EXERCISE TASK -
Separate out the lines that hold "annotation".

THE RECORDS -

* * * * * * *

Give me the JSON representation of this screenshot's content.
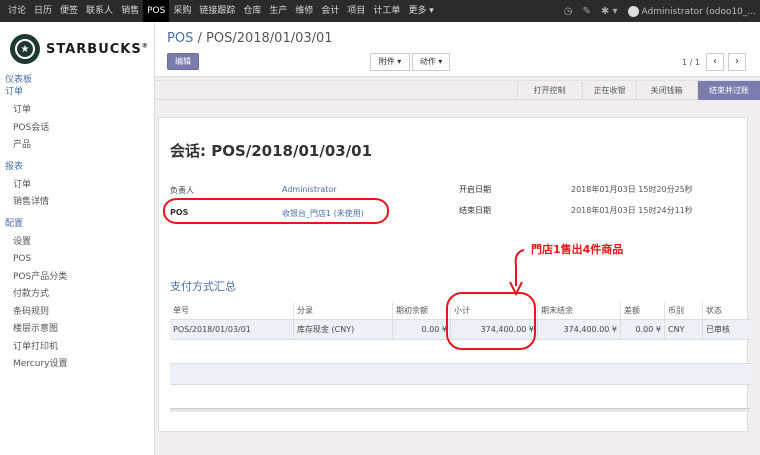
{
  "topbar": {
    "menu": [
      "讨论",
      "日历",
      "便签",
      "联系人",
      "销售",
      "POS",
      "采购",
      "链接跟踪",
      "仓库",
      "生产",
      "维修",
      "会计",
      "项目",
      "计工单",
      "更多 ▾"
    ],
    "active_index": 5,
    "user_label": "Administrator (odoo10_..."
  },
  "sidebar": {
    "logo_text": "STARBUCKS",
    "logo_suffix": "®",
    "groups": [
      {
        "head": "仪表板",
        "items": []
      },
      {
        "head": "订单",
        "items": [
          "订单",
          "POS会话",
          "产品"
        ]
      },
      {
        "head": "报表",
        "items": [
          "订单",
          "销售详情"
        ]
      },
      {
        "head": "配置",
        "items": [
          "设置",
          "POS",
          "POS产品分类",
          "付款方式",
          "条码规则",
          "楼层示意图",
          "订单打印机",
          "Mercury设置"
        ]
      }
    ]
  },
  "control_panel": {
    "breadcrumb_parent": "POS",
    "breadcrumb_sep": "/",
    "breadcrumb_current": "POS/2018/01/03/01",
    "edit_label": "编辑",
    "attach_label": "附件 ▾",
    "action_label": "动作 ▾",
    "pager_text": "1 / 1",
    "prev_icon": "‹",
    "next_icon": "›"
  },
  "statusbar": {
    "states": [
      "打开控制",
      "正在收银",
      "关闭钱箱",
      "结束并过账"
    ],
    "active_index": 3
  },
  "form": {
    "title": "会话: POS/2018/01/03/01",
    "responsible_label": "负责人",
    "responsible_value": "Administrator",
    "pos_label": "POS",
    "pos_value": "收银台_門店1 (未使用)",
    "open_date_label": "开启日期",
    "open_date_value": "2018年01月03日 15时20分25秒",
    "close_date_label": "结束日期",
    "close_date_value": "2018年01月03日 15时24分11秒",
    "section_title": "支付方式汇总",
    "annotation": "門店1售出4件商品",
    "table": {
      "headers": [
        "单号",
        "分录",
        "期初余额",
        "小计",
        "期末结余",
        "差额",
        "币别",
        "状态"
      ],
      "rows": [
        [
          "POS/2018/01/03/01",
          "库存现金 (CNY)",
          "0.00 ¥",
          "374,400.00 ¥",
          "374,400.00 ¥",
          "0.00 ¥",
          "CNY",
          "已审核"
        ]
      ]
    }
  },
  "colors": {
    "accent": "#7c7bad",
    "link": "#4a6fa5",
    "annotation": "#e8151b",
    "topbar": "#2b2b2b"
  }
}
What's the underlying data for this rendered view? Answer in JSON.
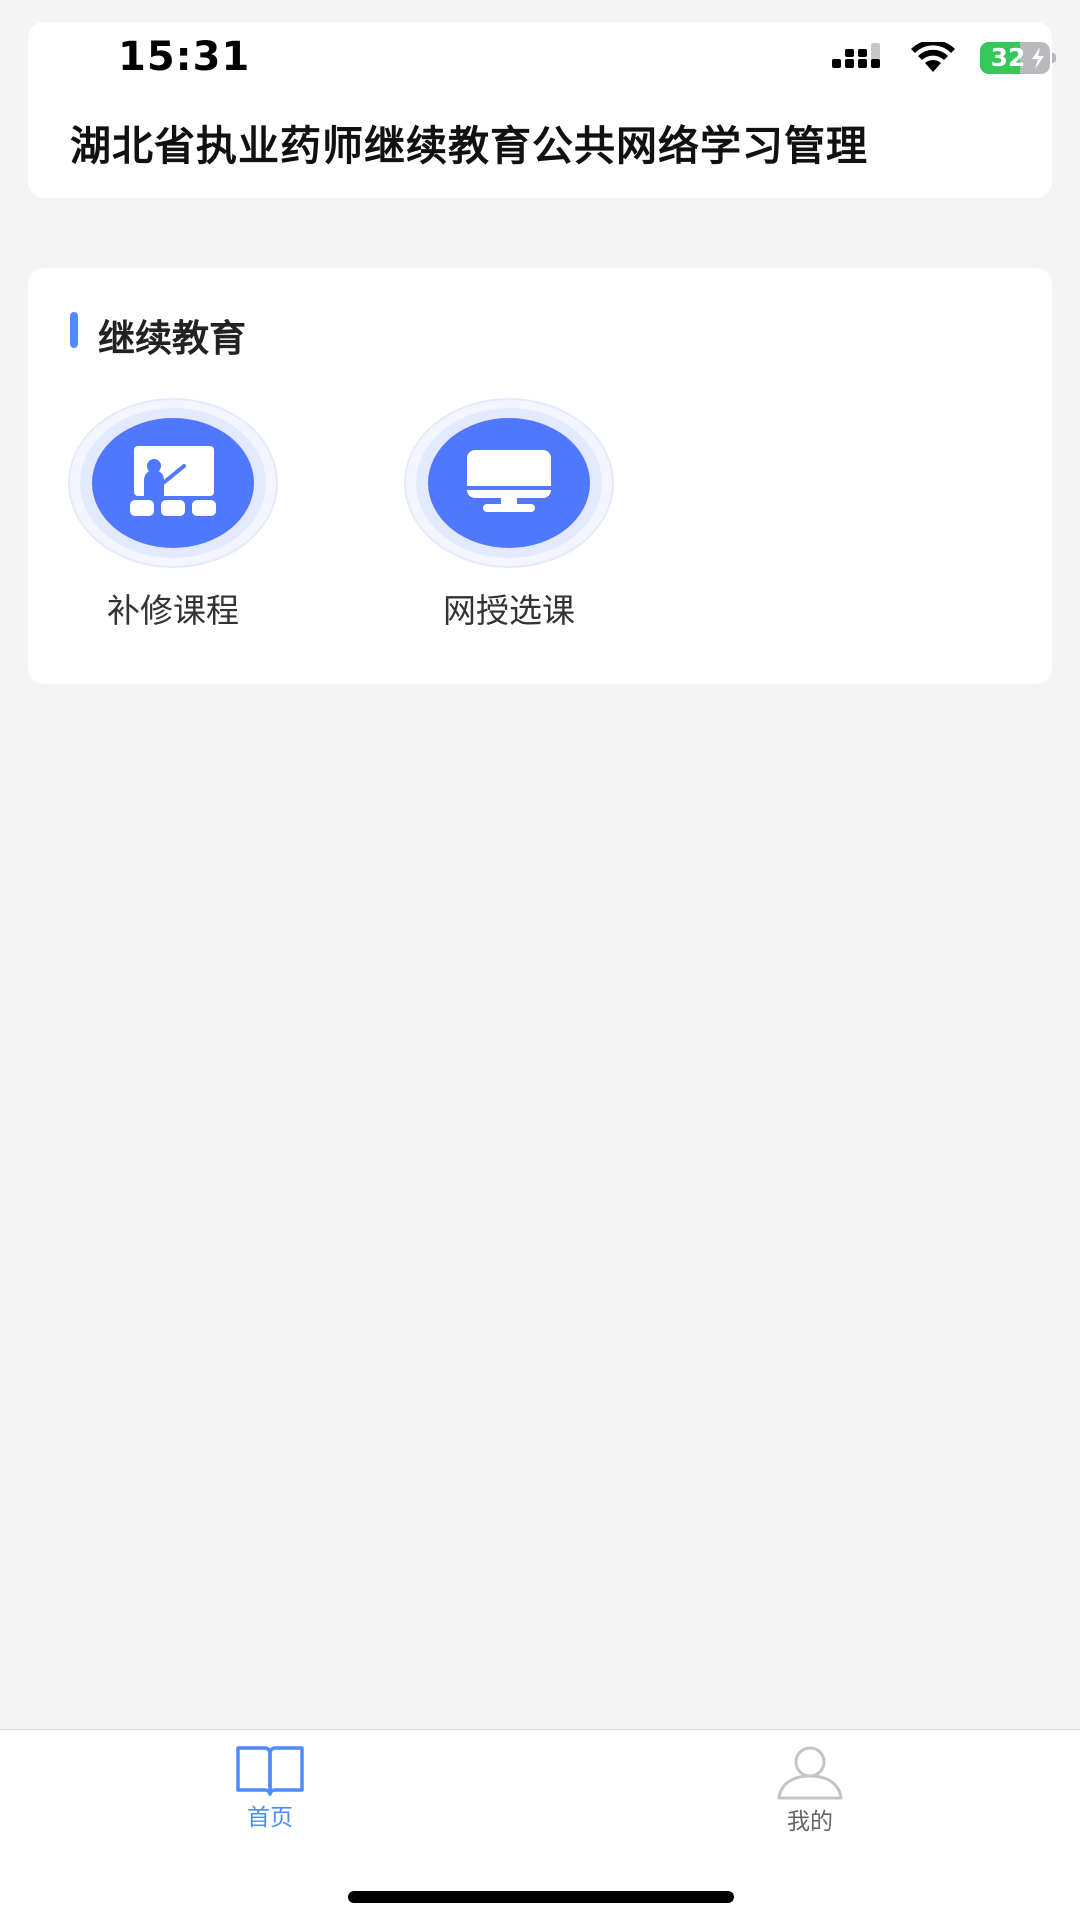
{
  "status_bar": {
    "time": "15:31",
    "battery_level": "32",
    "battery_percent": 32,
    "battery_color": "#34c759",
    "icons": [
      "signal-icon",
      "wifi-icon",
      "battery-icon",
      "charging-bolt-icon"
    ]
  },
  "header": {
    "title": "湖北省执业药师继续教育公共网络学习管理"
  },
  "section": {
    "title": "继续教育",
    "accent_color": "#4f8bff",
    "entries": [
      {
        "label": "补修课程",
        "icon": "classroom-teacher-icon",
        "color": "#5078ff"
      },
      {
        "label": "网授选课",
        "icon": "computer-monitor-icon",
        "color": "#5078ff"
      }
    ]
  },
  "tab_bar": {
    "items": [
      {
        "label": "首页",
        "icon": "book-icon",
        "active": true,
        "color": "#4f8bff"
      },
      {
        "label": "我的",
        "icon": "user-icon",
        "active": false,
        "color": "#666666"
      }
    ]
  }
}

* * * * * * *

SOLUTION TO THE EXERCISE -
    "annotation": "門店1售出4件商品",
    "annotation": "#e8151b",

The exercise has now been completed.